(Structured figure records)
.....

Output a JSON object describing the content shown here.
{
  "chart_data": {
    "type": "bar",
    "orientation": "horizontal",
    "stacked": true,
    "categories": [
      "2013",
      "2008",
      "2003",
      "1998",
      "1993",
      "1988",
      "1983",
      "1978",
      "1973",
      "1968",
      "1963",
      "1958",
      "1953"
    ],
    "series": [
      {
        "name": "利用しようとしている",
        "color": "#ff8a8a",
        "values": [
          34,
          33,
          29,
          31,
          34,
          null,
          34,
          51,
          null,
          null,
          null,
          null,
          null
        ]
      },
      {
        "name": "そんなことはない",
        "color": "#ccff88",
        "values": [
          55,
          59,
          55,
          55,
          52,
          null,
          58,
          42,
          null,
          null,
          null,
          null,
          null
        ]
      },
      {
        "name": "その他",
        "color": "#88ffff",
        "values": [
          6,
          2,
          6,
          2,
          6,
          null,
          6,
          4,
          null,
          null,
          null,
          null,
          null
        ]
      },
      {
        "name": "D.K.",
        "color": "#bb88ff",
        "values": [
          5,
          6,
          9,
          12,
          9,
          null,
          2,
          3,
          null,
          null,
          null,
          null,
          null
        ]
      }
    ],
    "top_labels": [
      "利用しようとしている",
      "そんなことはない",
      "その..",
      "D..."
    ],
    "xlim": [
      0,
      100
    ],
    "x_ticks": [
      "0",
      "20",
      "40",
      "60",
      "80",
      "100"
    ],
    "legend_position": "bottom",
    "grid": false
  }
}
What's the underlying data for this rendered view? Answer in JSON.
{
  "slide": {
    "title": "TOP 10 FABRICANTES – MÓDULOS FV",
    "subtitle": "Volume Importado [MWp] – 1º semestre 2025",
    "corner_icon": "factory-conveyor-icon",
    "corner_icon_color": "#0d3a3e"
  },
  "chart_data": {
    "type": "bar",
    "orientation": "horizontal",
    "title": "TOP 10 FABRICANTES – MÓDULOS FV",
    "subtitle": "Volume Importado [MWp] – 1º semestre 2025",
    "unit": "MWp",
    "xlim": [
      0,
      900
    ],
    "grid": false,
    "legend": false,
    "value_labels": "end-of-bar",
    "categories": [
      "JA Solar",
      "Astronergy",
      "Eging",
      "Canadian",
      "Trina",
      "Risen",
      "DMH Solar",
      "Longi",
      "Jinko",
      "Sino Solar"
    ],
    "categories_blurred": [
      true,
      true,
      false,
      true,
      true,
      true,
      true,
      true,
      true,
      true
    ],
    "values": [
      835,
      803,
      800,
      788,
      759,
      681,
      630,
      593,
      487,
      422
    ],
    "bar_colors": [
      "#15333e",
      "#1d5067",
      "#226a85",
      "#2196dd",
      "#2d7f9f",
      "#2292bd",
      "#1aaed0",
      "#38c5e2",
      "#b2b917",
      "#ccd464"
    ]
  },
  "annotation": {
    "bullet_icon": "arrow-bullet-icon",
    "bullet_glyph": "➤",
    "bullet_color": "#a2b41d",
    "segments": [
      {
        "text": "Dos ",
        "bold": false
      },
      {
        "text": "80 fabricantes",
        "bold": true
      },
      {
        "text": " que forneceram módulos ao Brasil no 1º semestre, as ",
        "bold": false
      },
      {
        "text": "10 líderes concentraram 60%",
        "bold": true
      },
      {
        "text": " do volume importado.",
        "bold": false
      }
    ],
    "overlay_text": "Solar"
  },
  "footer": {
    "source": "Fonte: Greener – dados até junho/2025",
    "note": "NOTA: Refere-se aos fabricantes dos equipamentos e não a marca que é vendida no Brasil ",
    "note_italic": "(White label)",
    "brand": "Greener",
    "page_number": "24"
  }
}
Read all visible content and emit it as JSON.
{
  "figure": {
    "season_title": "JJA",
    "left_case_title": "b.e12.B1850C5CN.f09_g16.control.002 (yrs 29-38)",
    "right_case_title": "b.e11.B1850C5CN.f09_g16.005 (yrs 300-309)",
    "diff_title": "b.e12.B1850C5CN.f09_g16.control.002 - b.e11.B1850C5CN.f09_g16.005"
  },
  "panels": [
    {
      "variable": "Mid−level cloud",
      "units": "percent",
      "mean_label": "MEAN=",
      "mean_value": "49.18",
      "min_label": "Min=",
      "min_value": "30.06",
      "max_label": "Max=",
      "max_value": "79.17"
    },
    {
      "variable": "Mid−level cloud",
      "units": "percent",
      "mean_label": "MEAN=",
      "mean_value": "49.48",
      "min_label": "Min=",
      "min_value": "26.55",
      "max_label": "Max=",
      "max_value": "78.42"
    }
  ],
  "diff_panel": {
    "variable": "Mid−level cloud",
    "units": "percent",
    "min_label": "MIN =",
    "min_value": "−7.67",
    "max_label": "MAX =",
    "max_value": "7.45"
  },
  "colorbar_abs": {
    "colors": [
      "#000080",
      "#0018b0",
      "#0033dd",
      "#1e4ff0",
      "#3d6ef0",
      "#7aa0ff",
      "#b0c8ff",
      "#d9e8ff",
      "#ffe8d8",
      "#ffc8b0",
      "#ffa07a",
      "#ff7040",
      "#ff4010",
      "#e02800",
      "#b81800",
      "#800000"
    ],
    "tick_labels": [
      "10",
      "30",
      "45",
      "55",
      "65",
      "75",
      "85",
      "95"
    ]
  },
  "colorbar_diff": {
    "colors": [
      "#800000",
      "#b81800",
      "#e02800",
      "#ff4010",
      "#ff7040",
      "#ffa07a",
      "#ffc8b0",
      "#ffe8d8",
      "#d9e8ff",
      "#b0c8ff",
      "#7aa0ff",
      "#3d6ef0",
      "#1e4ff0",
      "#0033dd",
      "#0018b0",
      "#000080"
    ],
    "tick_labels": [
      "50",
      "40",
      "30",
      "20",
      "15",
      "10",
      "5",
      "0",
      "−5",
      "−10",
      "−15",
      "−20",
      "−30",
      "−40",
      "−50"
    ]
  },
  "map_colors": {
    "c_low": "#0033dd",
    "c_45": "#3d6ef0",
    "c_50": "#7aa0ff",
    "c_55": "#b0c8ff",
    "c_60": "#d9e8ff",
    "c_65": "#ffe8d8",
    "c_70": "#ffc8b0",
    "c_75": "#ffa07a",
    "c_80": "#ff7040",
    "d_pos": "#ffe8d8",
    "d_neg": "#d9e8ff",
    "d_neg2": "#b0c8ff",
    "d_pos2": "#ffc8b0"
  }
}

.....

Task prompt = Extract the data in full. Keep it word for word.

Correct result =
Output a JSON object describing the content shown here.
{
  "chart_data": {
    "type": "bar",
    "orientation": "horizontal",
    "stacked": true,
    "categories": [
      "2013",
      "2008",
      "2003",
      "1998",
      "1993",
      "1988",
      "1983",
      "1978",
      "1973",
      "1968",
      "1963",
      "1958",
      "1953"
    ],
    "series": [
      {
        "name": "利用しようとしている",
        "color": "#ff8a8a",
        "values": [
          34,
          33,
          29,
          31,
          34,
          null,
          34,
          51,
          null,
          null,
          null,
          null,
          null
        ]
      },
      {
        "name": "そんなことはない",
        "color": "#ccff88",
        "values": [
          55,
          59,
          55,
          55,
          52,
          null,
          58,
          42,
          null,
          null,
          null,
          null,
          null
        ]
      },
      {
        "name": "その他",
        "color": "#88ffff",
        "values": [
          6,
          2,
          6,
          2,
          6,
          null,
          6,
          4,
          null,
          null,
          null,
          null,
          null
        ]
      },
      {
        "name": "D.K.",
        "color": "#bb88ff",
        "values": [
          5,
          6,
          9,
          12,
          9,
          null,
          2,
          3,
          null,
          null,
          null,
          null,
          null
        ]
      }
    ],
    "top_labels": [
      "利用しようとしている",
      "そんなことはない",
      "その..",
      "D..."
    ],
    "xlim": [
      0,
      100
    ],
    "x_ticks": [
      "0",
      "20",
      "40",
      "60",
      "80",
      "100"
    ],
    "legend_position": "bottom",
    "grid": false
  }
}
What's the underlying data for this rendered view? Answer in JSON.
{
  "slide": {
    "title": "TOP 10 FABRICANTES – MÓDULOS FV",
    "subtitle": "Volume Importado [MWp] – 1º semestre 2025",
    "corner_icon": "factory-conveyor-icon",
    "corner_icon_color": "#0d3a3e"
  },
  "chart_data": {
    "type": "bar",
    "orientation": "horizontal",
    "title": "TOP 10 FABRICANTES – MÓDULOS FV",
    "subtitle": "Volume Importado [MWp] – 1º semestre 2025",
    "unit": "MWp",
    "xlim": [
      0,
      900
    ],
    "grid": false,
    "legend": false,
    "value_labels": "end-of-bar",
    "categories": [
      "JA Solar",
      "Astronergy",
      "Eging",
      "Canadian",
      "Trina",
      "Risen",
      "DMH Solar",
      "Longi",
      "Jinko",
      "Sino Solar"
    ],
    "categories_blurred": [
      true,
      true,
      false,
      true,
      true,
      true,
      true,
      true,
      true,
      true
    ],
    "values": [
      835,
      803,
      800,
      788,
      759,
      681,
      630,
      593,
      487,
      422
    ],
    "bar_colors": [
      "#15333e",
      "#1d5067",
      "#226a85",
      "#2196dd",
      "#2d7f9f",
      "#2292bd",
      "#1aaed0",
      "#38c5e2",
      "#b2b917",
      "#ccd464"
    ]
  },
  "annotation": {
    "bullet_icon": "arrow-bullet-icon",
    "bullet_glyph": "➤",
    "bullet_color": "#a2b41d",
    "segments": [
      {
        "text": "Dos ",
        "bold": false
      },
      {
        "text": "80 fabricantes",
        "bold": true
      },
      {
        "text": " que forneceram módulos ao Brasil no 1º semestre, as ",
        "bold": false
      },
      {
        "text": "10 líderes concentraram 60%",
        "bold": true
      },
      {
        "text": " do volume importado.",
        "bold": false
      }
    ],
    "overlay_text": "Solar"
  },
  "footer": {
    "source": "Fonte: Greener – dados até junho/2025",
    "note": "NOTA: Refere-se aos fabricantes dos equipamentos e não a marca que é vendida no Brasil ",
    "note_italic": "(White label)",
    "brand": "Greener",
    "page_number": "24"
  }
}
Read all visible content and emit it as JSON.
{
  "figure": {
    "season_title": "JJA",
    "left_case_title": "b.e12.B1850C5CN.f09_g16.control.002 (yrs 29-38)",
    "right_case_title": "b.e11.B1850C5CN.f09_g16.005 (yrs 300-309)",
    "diff_title": "b.e12.B1850C5CN.f09_g16.control.002 - b.e11.B1850C5CN.f09_g16.005"
  },
  "panels": [
    {
      "variable": "Mid−level cloud",
      "units": "percent",
      "mean_label": "MEAN=",
      "mean_value": "49.18",
      "min_label": "Min=",
      "min_value": "30.06",
      "max_label": "Max=",
      "max_value": "79.17"
    },
    {
      "variable": "Mid−level cloud",
      "units": "percent",
      "mean_label": "MEAN=",
      "mean_value": "49.48",
      "min_label": "Min=",
      "min_value": "26.55",
      "max_label": "Max=",
      "max_value": "78.42"
    }
  ],
  "diff_panel": {
    "variable": "Mid−level cloud",
    "units": "percent",
    "min_label": "MIN =",
    "min_value": "−7.67",
    "max_label": "MAX =",
    "max_value": "7.45"
  },
  "colorbar_abs": {
    "colors": [
      "#000080",
      "#0018b0",
      "#0033dd",
      "#1e4ff0",
      "#3d6ef0",
      "#7aa0ff",
      "#b0c8ff",
      "#d9e8ff",
      "#ffe8d8",
      "#ffc8b0",
      "#ffa07a",
      "#ff7040",
      "#ff4010",
      "#e02800",
      "#b81800",
      "#800000"
    ],
    "tick_labels": [
      "10",
      "30",
      "45",
      "55",
      "65",
      "75",
      "85",
      "95"
    ]
  },
  "colorbar_diff": {
    "colors": [
      "#800000",
      "#b81800",
      "#e02800",
      "#ff4010",
      "#ff7040",
      "#ffa07a",
      "#ffc8b0",
      "#ffe8d8",
      "#d9e8ff",
      "#b0c8ff",
      "#7aa0ff",
      "#3d6ef0",
      "#1e4ff0",
      "#0033dd",
      "#0018b0",
      "#000080"
    ],
    "tick_labels": [
      "50",
      "40",
      "30",
      "20",
      "15",
      "10",
      "5",
      "0",
      "−5",
      "−10",
      "−15",
      "−20",
      "−30",
      "−40",
      "−50"
    ]
  },
  "map_colors": {
    "c_low": "#0033dd",
    "c_45": "#3d6ef0",
    "c_50": "#7aa0ff",
    "c_55": "#b0c8ff",
    "c_60": "#d9e8ff",
    "c_65": "#ffe8d8",
    "c_70": "#ffc8b0",
    "c_75": "#ffa07a",
    "c_80": "#ff7040",
    "d_pos": "#ffe8d8",
    "d_neg": "#d9e8ff",
    "d_neg2": "#b0c8ff",
    "d_pos2": "#ffc8b0"
  }
}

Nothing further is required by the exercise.